◆ **What you have to do**:
Output each line of the material exactly as it stands.

◆ **Data rows**:
________________________

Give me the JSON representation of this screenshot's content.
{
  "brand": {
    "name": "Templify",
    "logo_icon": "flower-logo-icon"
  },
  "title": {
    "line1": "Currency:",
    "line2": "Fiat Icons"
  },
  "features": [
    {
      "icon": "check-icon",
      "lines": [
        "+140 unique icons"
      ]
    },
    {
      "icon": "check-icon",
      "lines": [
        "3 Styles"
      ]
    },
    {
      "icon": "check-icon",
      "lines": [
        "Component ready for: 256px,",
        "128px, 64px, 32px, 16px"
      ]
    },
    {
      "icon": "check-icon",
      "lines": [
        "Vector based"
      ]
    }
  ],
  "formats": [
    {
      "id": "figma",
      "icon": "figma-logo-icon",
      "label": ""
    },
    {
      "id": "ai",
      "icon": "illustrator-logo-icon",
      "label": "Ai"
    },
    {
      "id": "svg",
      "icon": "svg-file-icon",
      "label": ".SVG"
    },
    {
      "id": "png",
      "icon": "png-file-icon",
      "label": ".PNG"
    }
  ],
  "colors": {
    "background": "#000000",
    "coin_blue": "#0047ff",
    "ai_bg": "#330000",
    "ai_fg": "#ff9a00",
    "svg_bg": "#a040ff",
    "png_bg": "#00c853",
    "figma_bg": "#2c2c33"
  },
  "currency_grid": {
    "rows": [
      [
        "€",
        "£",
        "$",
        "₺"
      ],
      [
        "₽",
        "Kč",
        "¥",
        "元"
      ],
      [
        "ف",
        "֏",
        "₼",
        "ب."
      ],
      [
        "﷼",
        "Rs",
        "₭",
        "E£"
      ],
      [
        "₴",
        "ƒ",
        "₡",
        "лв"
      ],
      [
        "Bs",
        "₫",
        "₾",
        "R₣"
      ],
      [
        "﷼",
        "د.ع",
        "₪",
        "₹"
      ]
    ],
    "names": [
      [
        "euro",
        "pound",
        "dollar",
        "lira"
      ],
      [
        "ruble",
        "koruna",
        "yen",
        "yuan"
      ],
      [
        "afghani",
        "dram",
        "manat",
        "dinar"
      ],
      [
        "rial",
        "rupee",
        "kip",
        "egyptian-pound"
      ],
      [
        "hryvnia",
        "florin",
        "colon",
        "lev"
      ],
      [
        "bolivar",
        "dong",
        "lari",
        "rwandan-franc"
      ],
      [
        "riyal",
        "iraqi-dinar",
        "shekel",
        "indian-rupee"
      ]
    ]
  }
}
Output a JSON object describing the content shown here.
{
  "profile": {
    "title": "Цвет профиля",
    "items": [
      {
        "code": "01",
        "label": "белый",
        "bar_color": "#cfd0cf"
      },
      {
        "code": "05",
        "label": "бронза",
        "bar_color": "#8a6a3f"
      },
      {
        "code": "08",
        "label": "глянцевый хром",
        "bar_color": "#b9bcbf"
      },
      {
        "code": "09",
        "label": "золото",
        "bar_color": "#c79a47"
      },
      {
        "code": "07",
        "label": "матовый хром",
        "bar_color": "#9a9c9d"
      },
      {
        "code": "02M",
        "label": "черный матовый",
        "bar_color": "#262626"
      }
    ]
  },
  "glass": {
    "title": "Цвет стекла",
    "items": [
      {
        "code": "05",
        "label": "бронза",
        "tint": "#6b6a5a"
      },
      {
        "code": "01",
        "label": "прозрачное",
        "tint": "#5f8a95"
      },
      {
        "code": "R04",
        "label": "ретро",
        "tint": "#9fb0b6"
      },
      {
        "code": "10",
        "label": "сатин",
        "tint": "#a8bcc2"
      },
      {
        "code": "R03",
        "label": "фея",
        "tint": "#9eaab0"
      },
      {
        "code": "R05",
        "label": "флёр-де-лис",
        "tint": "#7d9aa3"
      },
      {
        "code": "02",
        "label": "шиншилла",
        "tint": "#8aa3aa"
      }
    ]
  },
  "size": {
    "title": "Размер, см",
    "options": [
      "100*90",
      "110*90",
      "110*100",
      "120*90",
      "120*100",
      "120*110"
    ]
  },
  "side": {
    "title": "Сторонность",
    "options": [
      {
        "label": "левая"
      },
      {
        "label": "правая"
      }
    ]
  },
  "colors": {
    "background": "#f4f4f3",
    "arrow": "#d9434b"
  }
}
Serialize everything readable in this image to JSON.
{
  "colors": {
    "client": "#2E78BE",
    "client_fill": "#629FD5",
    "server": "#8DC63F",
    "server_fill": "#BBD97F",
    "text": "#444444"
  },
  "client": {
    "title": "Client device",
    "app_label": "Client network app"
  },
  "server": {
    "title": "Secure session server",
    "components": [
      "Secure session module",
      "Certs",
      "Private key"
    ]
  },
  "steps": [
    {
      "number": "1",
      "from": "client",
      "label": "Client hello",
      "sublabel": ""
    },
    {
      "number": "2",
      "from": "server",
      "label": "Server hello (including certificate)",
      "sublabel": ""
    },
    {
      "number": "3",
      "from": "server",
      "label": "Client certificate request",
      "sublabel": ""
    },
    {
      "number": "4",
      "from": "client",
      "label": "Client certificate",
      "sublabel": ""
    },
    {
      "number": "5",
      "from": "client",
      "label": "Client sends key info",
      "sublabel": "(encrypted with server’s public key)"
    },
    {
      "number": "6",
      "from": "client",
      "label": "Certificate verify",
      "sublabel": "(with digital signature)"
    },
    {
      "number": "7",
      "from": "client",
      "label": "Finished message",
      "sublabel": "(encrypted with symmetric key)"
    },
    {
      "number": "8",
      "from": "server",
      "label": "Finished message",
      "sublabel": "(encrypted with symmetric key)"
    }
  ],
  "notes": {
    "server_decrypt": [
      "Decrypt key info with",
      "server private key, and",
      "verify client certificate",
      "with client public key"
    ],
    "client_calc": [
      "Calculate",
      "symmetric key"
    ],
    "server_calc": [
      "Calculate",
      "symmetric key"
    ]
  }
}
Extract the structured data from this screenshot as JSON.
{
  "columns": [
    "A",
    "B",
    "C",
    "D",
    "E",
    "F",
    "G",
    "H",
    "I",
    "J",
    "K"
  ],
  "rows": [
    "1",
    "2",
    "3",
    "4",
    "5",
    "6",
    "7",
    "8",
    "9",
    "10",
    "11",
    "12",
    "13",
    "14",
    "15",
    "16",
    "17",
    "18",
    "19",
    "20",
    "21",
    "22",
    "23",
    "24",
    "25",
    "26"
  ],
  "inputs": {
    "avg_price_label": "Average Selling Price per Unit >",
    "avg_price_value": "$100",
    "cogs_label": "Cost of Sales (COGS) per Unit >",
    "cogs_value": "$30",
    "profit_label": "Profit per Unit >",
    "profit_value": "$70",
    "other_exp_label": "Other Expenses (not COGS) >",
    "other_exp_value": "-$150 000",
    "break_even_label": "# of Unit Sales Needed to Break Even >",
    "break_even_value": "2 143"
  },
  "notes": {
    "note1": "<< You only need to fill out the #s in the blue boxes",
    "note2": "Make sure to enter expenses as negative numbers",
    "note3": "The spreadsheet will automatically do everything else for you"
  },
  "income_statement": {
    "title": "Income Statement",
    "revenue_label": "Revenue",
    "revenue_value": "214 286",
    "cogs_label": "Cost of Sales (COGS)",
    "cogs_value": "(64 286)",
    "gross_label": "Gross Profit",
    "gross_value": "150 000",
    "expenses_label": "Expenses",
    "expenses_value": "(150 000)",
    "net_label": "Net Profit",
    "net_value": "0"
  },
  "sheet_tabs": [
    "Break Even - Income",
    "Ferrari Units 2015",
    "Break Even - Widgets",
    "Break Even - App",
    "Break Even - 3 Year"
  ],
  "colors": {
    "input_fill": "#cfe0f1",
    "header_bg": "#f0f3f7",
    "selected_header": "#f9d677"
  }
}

________________________

◆ **Expected answer**:
Give me the JSON representation of this screenshot's content.
{
  "brand": {
    "name": "Templify",
    "logo_icon": "flower-logo-icon"
  },
  "title": {
    "line1": "Currency:",
    "line2": "Fiat Icons"
  },
  "features": [
    {
      "icon": "check-icon",
      "lines": [
        "+140 unique icons"
      ]
    },
    {
      "icon": "check-icon",
      "lines": [
        "3 Styles"
      ]
    },
    {
      "icon": "check-icon",
      "lines": [
        "Component ready for: 256px,",
        "128px, 64px, 32px, 16px"
      ]
    },
    {
      "icon": "check-icon",
      "lines": [
        "Vector based"
      ]
    }
  ],
  "formats": [
    {
      "id": "figma",
      "icon": "figma-logo-icon",
      "label": ""
    },
    {
      "id": "ai",
      "icon": "illustrator-logo-icon",
      "label": "Ai"
    },
    {
      "id": "svg",
      "icon": "svg-file-icon",
      "label": ".SVG"
    },
    {
      "id": "png",
      "icon": "png-file-icon",
      "label": ".PNG"
    }
  ],
  "colors": {
    "background": "#000000",
    "coin_blue": "#0047ff",
    "ai_bg": "#330000",
    "ai_fg": "#ff9a00",
    "svg_bg": "#a040ff",
    "png_bg": "#00c853",
    "figma_bg": "#2c2c33"
  },
  "currency_grid": {
    "rows": [
      [
        "€",
        "£",
        "$",
        "₺"
      ],
      [
        "₽",
        "Kč",
        "¥",
        "元"
      ],
      [
        "ف",
        "֏",
        "₼",
        "ب."
      ],
      [
        "﷼",
        "Rs",
        "₭",
        "E£"
      ],
      [
        "₴",
        "ƒ",
        "₡",
        "лв"
      ],
      [
        "Bs",
        "₫",
        "₾",
        "R₣"
      ],
      [
        "﷼",
        "د.ع",
        "₪",
        "₹"
      ]
    ],
    "names": [
      [
        "euro",
        "pound",
        "dollar",
        "lira"
      ],
      [
        "ruble",
        "koruna",
        "yen",
        "yuan"
      ],
      [
        "afghani",
        "dram",
        "manat",
        "dinar"
      ],
      [
        "rial",
        "rupee",
        "kip",
        "egyptian-pound"
      ],
      [
        "hryvnia",
        "florin",
        "colon",
        "lev"
      ],
      [
        "bolivar",
        "dong",
        "lari",
        "rwandan-franc"
      ],
      [
        "riyal",
        "iraqi-dinar",
        "shekel",
        "indian-rupee"
      ]
    ]
  }
}
Output a JSON object describing the content shown here.
{
  "profile": {
    "title": "Цвет профиля",
    "items": [
      {
        "code": "01",
        "label": "белый",
        "bar_color": "#cfd0cf"
      },
      {
        "code": "05",
        "label": "бронза",
        "bar_color": "#8a6a3f"
      },
      {
        "code": "08",
        "label": "глянцевый хром",
        "bar_color": "#b9bcbf"
      },
      {
        "code": "09",
        "label": "золото",
        "bar_color": "#c79a47"
      },
      {
        "code": "07",
        "label": "матовый хром",
        "bar_color": "#9a9c9d"
      },
      {
        "code": "02M",
        "label": "черный матовый",
        "bar_color": "#262626"
      }
    ]
  },
  "glass": {
    "title": "Цвет стекла",
    "items": [
      {
        "code": "05",
        "label": "бронза",
        "tint": "#6b6a5a"
      },
      {
        "code": "01",
        "label": "прозрачное",
        "tint": "#5f8a95"
      },
      {
        "code": "R04",
        "label": "ретро",
        "tint": "#9fb0b6"
      },
      {
        "code": "10",
        "label": "сатин",
        "tint": "#a8bcc2"
      },
      {
        "code": "R03",
        "label": "фея",
        "tint": "#9eaab0"
      },
      {
        "code": "R05",
        "label": "флёр-де-лис",
        "tint": "#7d9aa3"
      },
      {
        "code": "02",
        "label": "шиншилла",
        "tint": "#8aa3aa"
      }
    ]
  },
  "size": {
    "title": "Размер, см",
    "options": [
      "100*90",
      "110*90",
      "110*100",
      "120*90",
      "120*100",
      "120*110"
    ]
  },
  "side": {
    "title": "Сторонность",
    "options": [
      {
        "label": "левая"
      },
      {
        "label": "правая"
      }
    ]
  },
  "colors": {
    "background": "#f4f4f3",
    "arrow": "#d9434b"
  }
}
Serialize everything readable in this image to JSON.
{
  "colors": {
    "client": "#2E78BE",
    "client_fill": "#629FD5",
    "server": "#8DC63F",
    "server_fill": "#BBD97F",
    "text": "#444444"
  },
  "client": {
    "title": "Client device",
    "app_label": "Client network app"
  },
  "server": {
    "title": "Secure session server",
    "components": [
      "Secure session module",
      "Certs",
      "Private key"
    ]
  },
  "steps": [
    {
      "number": "1",
      "from": "client",
      "label": "Client hello",
      "sublabel": ""
    },
    {
      "number": "2",
      "from": "server",
      "label": "Server hello (including certificate)",
      "sublabel": ""
    },
    {
      "number": "3",
      "from": "server",
      "label": "Client certificate request",
      "sublabel": ""
    },
    {
      "number": "4",
      "from": "client",
      "label": "Client certificate",
      "sublabel": ""
    },
    {
      "number": "5",
      "from": "client",
      "label": "Client sends key info",
      "sublabel": "(encrypted with server’s public key)"
    },
    {
      "number": "6",
      "from": "client",
      "label": "Certificate verify",
      "sublabel": "(with digital signature)"
    },
    {
      "number": "7",
      "from": "client",
      "label": "Finished message",
      "sublabel": "(encrypted with symmetric key)"
    },
    {
      "number": "8",
      "from": "server",
      "label": "Finished message",
      "sublabel": "(encrypted with symmetric key)"
    }
  ],
  "notes": {
    "server_decrypt": [
      "Decrypt key info with",
      "server private key, and",
      "verify client certificate",
      "with client public key"
    ],
    "client_calc": [
      "Calculate",
      "symmetric key"
    ],
    "server_calc": [
      "Calculate",
      "symmetric key"
    ]
  }
}
Extract the structured data from this screenshot as JSON.
{
  "columns": [
    "A",
    "B",
    "C",
    "D",
    "E",
    "F",
    "G",
    "H",
    "I",
    "J",
    "K"
  ],
  "rows": [
    "1",
    "2",
    "3",
    "4",
    "5",
    "6",
    "7",
    "8",
    "9",
    "10",
    "11",
    "12",
    "13",
    "14",
    "15",
    "16",
    "17",
    "18",
    "19",
    "20",
    "21",
    "22",
    "23",
    "24",
    "25",
    "26"
  ],
  "inputs": {
    "avg_price_label": "Average Selling Price per Unit >",
    "avg_price_value": "$100",
    "cogs_label": "Cost of Sales (COGS) per Unit >",
    "cogs_value": "$30",
    "profit_label": "Profit per Unit >",
    "profit_value": "$70",
    "other_exp_label": "Other Expenses (not COGS) >",
    "other_exp_value": "-$150 000",
    "break_even_label": "# of Unit Sales Needed to Break Even >",
    "break_even_value": "2 143"
  },
  "notes": {
    "note1": "<< You only need to fill out the #s in the blue boxes",
    "note2": "Make sure to enter expenses as negative numbers",
    "note3": "The spreadsheet will automatically do everything else for you"
  },
  "income_statement": {
    "title": "Income Statement",
    "revenue_label": "Revenue",
    "revenue_value": "214 286",
    "cogs_label": "Cost of Sales (COGS)",
    "cogs_value": "(64 286)",
    "gross_label": "Gross Profit",
    "gross_value": "150 000",
    "expenses_label": "Expenses",
    "expenses_value": "(150 000)",
    "net_label": "Net Profit",
    "net_value": "0"
  },
  "sheet_tabs": [
    "Break Even - Income",
    "Ferrari Units 2015",
    "Break Even - Widgets",
    "Break Even - App",
    "Break Even - 3 Year"
  ],
  "colors": {
    "input_fill": "#cfe0f1",
    "header_bg": "#f0f3f7",
    "selected_header": "#f9d677"
  }
}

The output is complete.